**Problem description**
What lines of the data include the string "поощрения"? Copy them all.

**Entries**
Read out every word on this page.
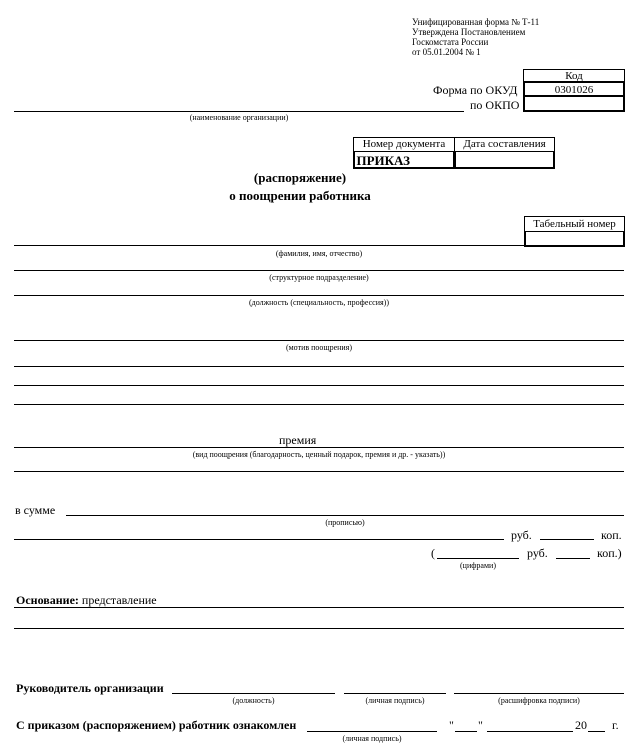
Унифицированная форма № Т-11
Утверждена Постановлением
Госкомстата России
от 05.01.2004 № 1
Код
0301026
Форма по ОКУД
по ОКПО
(наименование организации)
Номер документа	Дата составления
ПРИКАЗ
(распоряжение)
о поощрении работника
Табельный номер
(фамилия, имя, отчество)
(структурное подразделение)
(должность (специальность, профессия))
(мотив поощрения)
премия
(вид поощрения (благодарность, ценный подарок, премия и др. - указать))
в сумме
(прописью)
руб.	коп.
(	руб.	коп.)
(цифрами)
Основание: представление
Руководитель организации
(должность)	(личная подпись)	(расшифровка подписи)
С приказом (распоряжением) работник ознакомлен
(личная подпись)
" "	20 г.
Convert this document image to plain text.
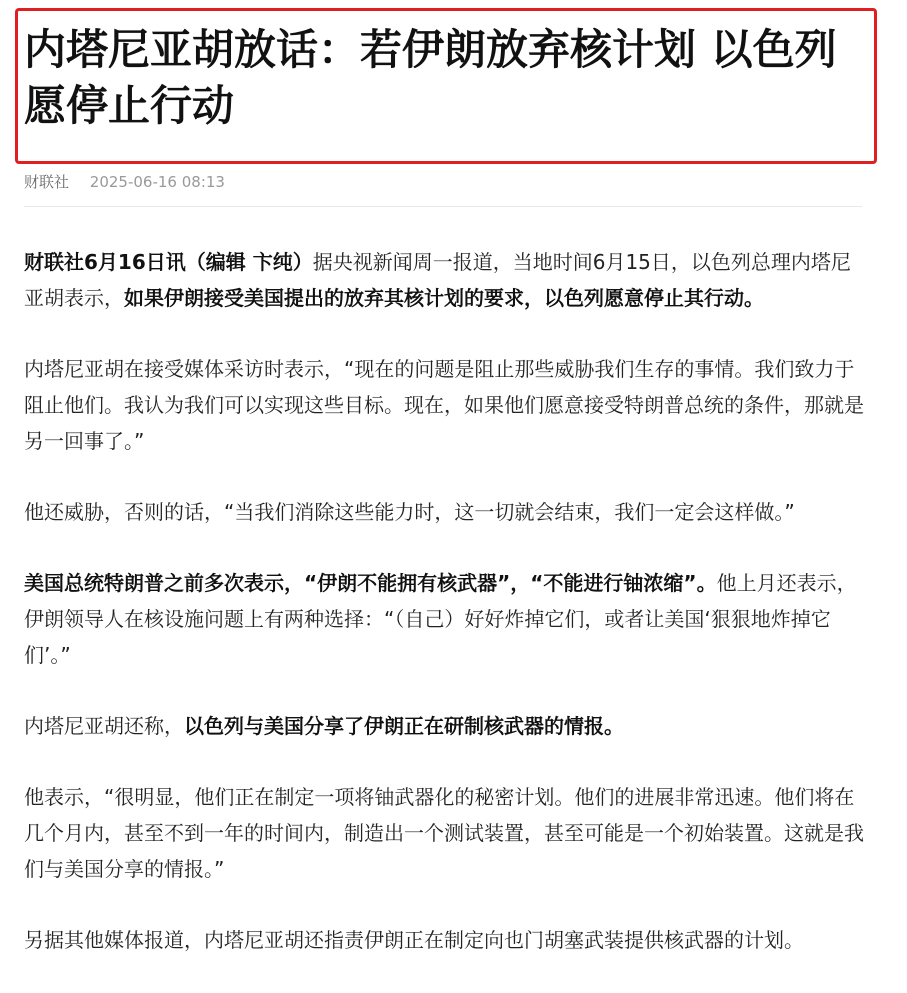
内塔尼亚胡放话：若伊朗放弃核计划 以色列愿停止行动
财联社 2025-06-16 08:13

财联社6月16日讯（编辑 卞纯）据央视新闻周一报道，当地时间6月15日，以色列总理内塔尼亚胡表示，如果伊朗接受美国提出的放弃其核计划的要求，以色列愿意停止其行动。

内塔尼亚胡在接受媒体采访时表示，“现在的问题是阻止那些威胁我们生存的事情。我们致力于阻止他们。我认为我们可以实现这些目标。现在，如果他们愿意接受特朗普总统的条件，那就是另一回事了。”

他还威胁，否则的话，“当我们消除这些能力时，这一切就会结束，我们一定会这样做。”

美国总统特朗普之前多次表示，“伊朗不能拥有核武器”，“不能进行铀浓缩”。他上月还表示，伊朗领导人在核设施问题上有两种选择：“（自己）好好炸掉它们，或者让美国‘狠狠地炸掉它们’。”

内塔尼亚胡还称，以色列与美国分享了伊朗正在研制核武器的情报。

他表示，“很明显，他们正在制定一项将铀武器化的秘密计划。他们的进展非常迅速。他们将在几个月内，甚至不到一年的时间内，制造出一个测试装置，甚至可能是一个初始装置。这就是我们与美国分享的情报。”

另据其他媒体报道，内塔尼亚胡还指责伊朗正在制定向也门胡塞武装提供核武器的计划。
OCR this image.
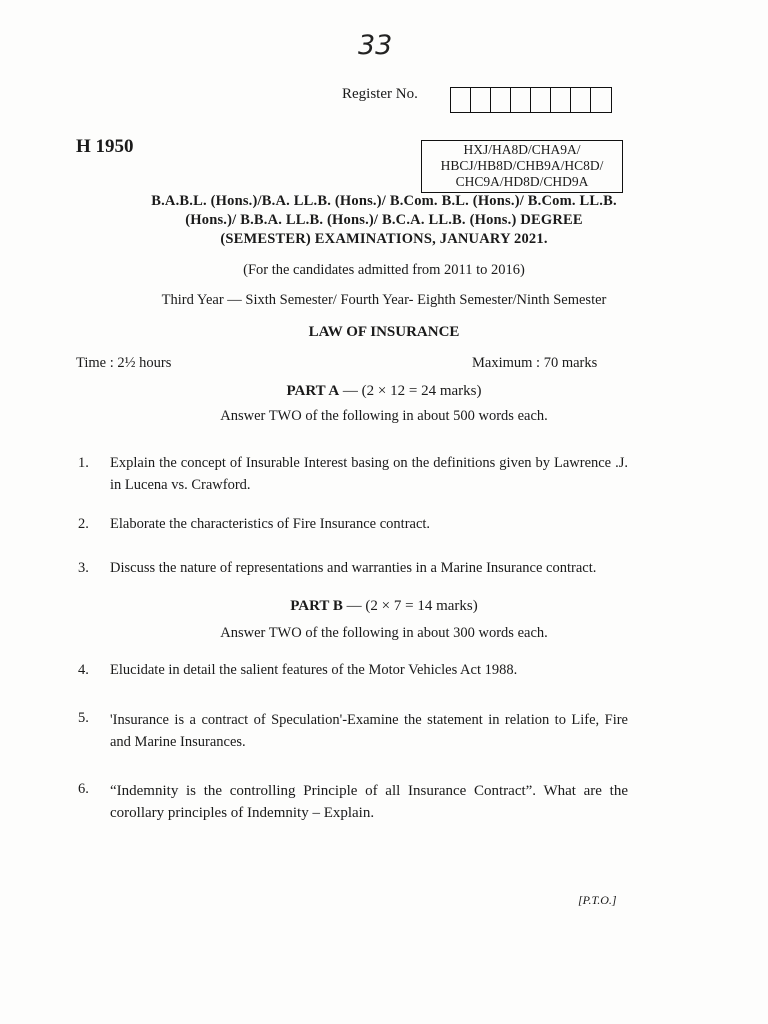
33
Register No.
H 1950	HXJ/HA8D/CHA9A/
HBCJ/HB8D/CHB9A/HC8D/
CHC9A/HD8D/CHD9A
B.A.B.L. (Hons.)/B.A. LL.B. (Hons.)/ B.Com. B.L. (Hons.)/ B.Com. LL.B.
(Hons.)/ B.B.A. LL.B. (Hons.)/ B.C.A. LL.B. (Hons.) DEGREE
(SEMESTER) EXAMINATIONS, JANUARY 2021.
(For the candidates admitted from 2011 to 2016)
Third Year — Sixth Semester/ Fourth Year- Eighth Semester/Ninth Semester
LAW OF INSURANCE
Time : 2½ hours	Maximum : 70 marks
PART A — (2 × 12 = 24 marks)
Answer TWO of the following in about 500 words each.
1. Explain the concept of Insurable Interest basing on the definitions given by Lawrence .J. in Lucena vs. Crawford.
2. Elaborate the characteristics of Fire Insurance contract.
3. Discuss the nature of representations and warranties in a Marine Insurance contract.
PART B — (2 × 7 = 14 marks)
Answer TWO of the following in about 300 words each.
4. Elucidate in detail the salient features of the Motor Vehicles Act 1988.
5. 'Insurance is a contract of Speculation'-Examine the statement in relation to Life, Fire and Marine Insurances.
6. “Indemnity is the controlling Principle of all Insurance Contract”. What are the corollary principles of Indemnity – Explain.
[P.T.O.]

**Complete answer**
(мотив поощрения)
(вид поощрения (благодарность, ценный подарок, премия и др. - указать))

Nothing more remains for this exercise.